→ Excerpt to read:
__________
Procalcitonin a novel tumour biomarker for diagnosis, disease monitoring in FLC

A recent study has found procalcitonin to be a sensitive and specific serum biomarker for fibrolamellar carcinoma (FLC), making it a potential target for diagnosis and monitoring of treatment response.

The authors measured serum procalcitonin levels in 34 samples from 18 patients with FLC and in 64 patients with hepatocellular carcinoma (HCC), 24 with cholangiocarcinoma (CCA), and 20 with cirrhosis. They also analysed the expression of CALCA, which encodes procalcitonin, in 27 FLC tumours, 331 HCC tumours, 39 CCA tumours, 71 hepatoblastomas, 34 hepatocellular adenomas, and 55 nontumour liver samples using RNA sequencing.

Additionally, spatial transcriptomics was conducted on three FLC tumours, while procalcitonin immunohistochemistry was performed on 13 FLC tumours and 34 primary or secondary liver cancers.

Eight patients with FLC from the European cohort had a significantly elevated serum procalcitonin (55.2 μg/L) than those with HCC (0.14 μg/L), CCA (0.16 μg/L), and cirrhosis (0.11 μg/L; p=0.0005).

“These findings were validated in a US cohort of 10 patients with FLC compared to HCC and CCA (p=0.0002),” the authors said.
__________
→ To do:
**A.** Translate this sentence from the procalcitonin article into Spanish: "Additionally, spatial transcriptomics was conducted on three FLC tumours, while procalcitonin immunohistochemistry was performed on 13 FLC tumours and 34 primary or secondary liver cancers."
**B.** Using the procalcitonin article, answer each question:
(i) In how many FLC tumors was CALCA expression analyzed?
(ii) What serum procalcitonin level is given for the patients with FLC from the European cohort?
(iii) How many patients with FLC were in the US cohort?
**C.** Go on with the procalcitonin article, starting after its final sentence.
The data from here on is separate material, unrelated to the procalcitonin article.

(Structured page parsing data)
__________
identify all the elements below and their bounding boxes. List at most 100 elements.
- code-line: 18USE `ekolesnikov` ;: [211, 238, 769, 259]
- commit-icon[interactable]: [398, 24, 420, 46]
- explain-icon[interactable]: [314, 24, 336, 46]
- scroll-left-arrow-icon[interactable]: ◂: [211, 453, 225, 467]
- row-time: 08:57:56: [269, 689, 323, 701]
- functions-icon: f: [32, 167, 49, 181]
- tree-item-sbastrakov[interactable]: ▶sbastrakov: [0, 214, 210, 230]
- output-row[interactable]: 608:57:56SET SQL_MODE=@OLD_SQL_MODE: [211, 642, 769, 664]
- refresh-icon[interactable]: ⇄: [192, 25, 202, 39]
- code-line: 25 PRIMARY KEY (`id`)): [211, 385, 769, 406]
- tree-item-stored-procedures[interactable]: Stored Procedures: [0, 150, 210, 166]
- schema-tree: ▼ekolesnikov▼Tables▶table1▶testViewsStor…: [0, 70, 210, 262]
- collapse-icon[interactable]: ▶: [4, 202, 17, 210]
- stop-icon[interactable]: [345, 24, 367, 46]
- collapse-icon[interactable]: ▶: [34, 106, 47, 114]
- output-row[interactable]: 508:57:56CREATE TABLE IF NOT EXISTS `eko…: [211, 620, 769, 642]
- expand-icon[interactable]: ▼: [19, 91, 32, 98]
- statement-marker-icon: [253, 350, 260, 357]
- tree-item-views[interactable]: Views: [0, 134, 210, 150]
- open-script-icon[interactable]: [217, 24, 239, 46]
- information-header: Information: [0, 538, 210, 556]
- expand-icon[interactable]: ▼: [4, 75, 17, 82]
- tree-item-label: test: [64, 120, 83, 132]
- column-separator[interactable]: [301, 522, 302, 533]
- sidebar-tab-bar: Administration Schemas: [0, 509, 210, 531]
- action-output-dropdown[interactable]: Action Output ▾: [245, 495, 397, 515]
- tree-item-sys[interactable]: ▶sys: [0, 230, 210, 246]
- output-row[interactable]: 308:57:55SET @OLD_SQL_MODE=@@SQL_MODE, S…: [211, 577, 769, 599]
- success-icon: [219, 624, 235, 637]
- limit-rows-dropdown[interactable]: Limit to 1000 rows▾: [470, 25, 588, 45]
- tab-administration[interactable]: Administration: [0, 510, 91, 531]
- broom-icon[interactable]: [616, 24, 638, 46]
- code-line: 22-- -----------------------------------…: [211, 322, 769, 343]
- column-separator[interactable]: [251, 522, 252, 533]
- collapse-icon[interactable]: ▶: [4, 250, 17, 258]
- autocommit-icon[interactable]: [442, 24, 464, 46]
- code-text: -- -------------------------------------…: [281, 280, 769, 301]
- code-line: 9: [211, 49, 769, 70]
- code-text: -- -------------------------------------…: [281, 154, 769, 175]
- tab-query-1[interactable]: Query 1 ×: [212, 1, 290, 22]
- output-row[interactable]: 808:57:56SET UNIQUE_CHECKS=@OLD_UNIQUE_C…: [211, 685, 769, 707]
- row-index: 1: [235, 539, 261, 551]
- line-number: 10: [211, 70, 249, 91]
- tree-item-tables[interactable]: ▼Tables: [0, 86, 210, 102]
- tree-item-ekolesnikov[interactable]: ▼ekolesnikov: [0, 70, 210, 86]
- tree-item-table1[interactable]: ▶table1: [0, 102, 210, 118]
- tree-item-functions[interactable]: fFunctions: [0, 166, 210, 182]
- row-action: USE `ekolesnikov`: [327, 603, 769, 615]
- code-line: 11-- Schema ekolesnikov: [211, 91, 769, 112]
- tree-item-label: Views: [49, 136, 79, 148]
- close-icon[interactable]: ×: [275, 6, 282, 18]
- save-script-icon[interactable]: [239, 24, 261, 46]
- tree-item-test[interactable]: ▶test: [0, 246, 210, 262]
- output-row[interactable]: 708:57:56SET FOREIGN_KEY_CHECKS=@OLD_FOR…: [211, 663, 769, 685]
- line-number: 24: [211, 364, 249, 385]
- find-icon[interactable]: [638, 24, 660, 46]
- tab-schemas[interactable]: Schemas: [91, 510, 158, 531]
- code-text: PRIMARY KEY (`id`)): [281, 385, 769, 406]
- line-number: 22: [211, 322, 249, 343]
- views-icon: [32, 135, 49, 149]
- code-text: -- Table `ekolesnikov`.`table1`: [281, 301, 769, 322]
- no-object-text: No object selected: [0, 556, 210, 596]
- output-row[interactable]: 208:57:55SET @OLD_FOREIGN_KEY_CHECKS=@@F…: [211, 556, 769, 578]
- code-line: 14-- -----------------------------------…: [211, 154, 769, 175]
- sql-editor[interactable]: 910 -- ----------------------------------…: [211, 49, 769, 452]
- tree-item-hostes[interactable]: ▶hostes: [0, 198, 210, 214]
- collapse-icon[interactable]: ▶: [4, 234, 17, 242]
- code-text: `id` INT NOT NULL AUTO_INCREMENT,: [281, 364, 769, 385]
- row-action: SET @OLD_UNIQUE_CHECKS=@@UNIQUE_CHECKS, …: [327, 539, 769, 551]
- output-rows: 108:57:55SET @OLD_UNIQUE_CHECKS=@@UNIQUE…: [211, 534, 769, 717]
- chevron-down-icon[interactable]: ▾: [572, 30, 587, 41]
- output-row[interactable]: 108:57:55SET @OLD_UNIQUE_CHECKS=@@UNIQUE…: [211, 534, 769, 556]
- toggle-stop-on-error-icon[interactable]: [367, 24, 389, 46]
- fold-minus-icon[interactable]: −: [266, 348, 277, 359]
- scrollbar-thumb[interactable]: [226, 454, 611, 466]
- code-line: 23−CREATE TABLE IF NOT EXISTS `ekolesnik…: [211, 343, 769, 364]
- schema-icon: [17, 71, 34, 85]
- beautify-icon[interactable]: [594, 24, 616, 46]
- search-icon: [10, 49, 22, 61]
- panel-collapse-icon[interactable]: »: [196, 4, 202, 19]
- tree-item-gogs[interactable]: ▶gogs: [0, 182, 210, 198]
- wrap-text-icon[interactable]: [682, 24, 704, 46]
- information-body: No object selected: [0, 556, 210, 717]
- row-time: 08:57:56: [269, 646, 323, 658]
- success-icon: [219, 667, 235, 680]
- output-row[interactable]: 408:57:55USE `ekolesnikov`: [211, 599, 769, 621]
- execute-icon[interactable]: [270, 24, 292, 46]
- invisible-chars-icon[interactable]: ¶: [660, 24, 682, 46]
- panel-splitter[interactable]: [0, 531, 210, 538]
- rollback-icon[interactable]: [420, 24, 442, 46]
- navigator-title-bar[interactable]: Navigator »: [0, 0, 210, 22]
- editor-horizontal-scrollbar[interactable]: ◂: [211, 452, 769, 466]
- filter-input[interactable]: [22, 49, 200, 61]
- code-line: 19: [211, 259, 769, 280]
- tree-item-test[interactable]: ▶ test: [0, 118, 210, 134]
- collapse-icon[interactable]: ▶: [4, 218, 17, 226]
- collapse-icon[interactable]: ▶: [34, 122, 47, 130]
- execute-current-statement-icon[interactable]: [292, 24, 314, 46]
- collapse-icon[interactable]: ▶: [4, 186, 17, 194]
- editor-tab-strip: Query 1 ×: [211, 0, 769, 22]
__________
→ Outputs for the tasks:
**A.** Además, se realizó transcriptómica espacial en tres tumores de FLC, mientras que la inmunohistoquímica de procalcitonina se llevó a cabo en 13 tumores de FLC y 34 cánceres hepáticos primarios o secundarios.

**B.**
(i) 27
(ii) 55.2 μg/L
(iii) 10

**C.**
Elevated serum procalcitonin was noted in 83 percent of patients with FLC compared with 3 percent of those with HCC and CCA (p<0.0001). In four patients, changes in serum procalcitonin levels appeared to contribute to radiologic response according to RECIST 1.1.

Furthermore, RNA sequencing showed significant overexpression of CALCA in FLC relative to other primary liver tumours (p<0.0001), as well as spatial transcriptomics localized CALCA expression specifically to tumour cells.

The overexpression of procalcitonin was confirmed by immunohistochemistry in 77 percent of FLC tumours but not in other liver cancers.

“FLC is a rare primary liver cancer that predominantly affects young patients with normal known serum tumour biomarkers,” the authors said.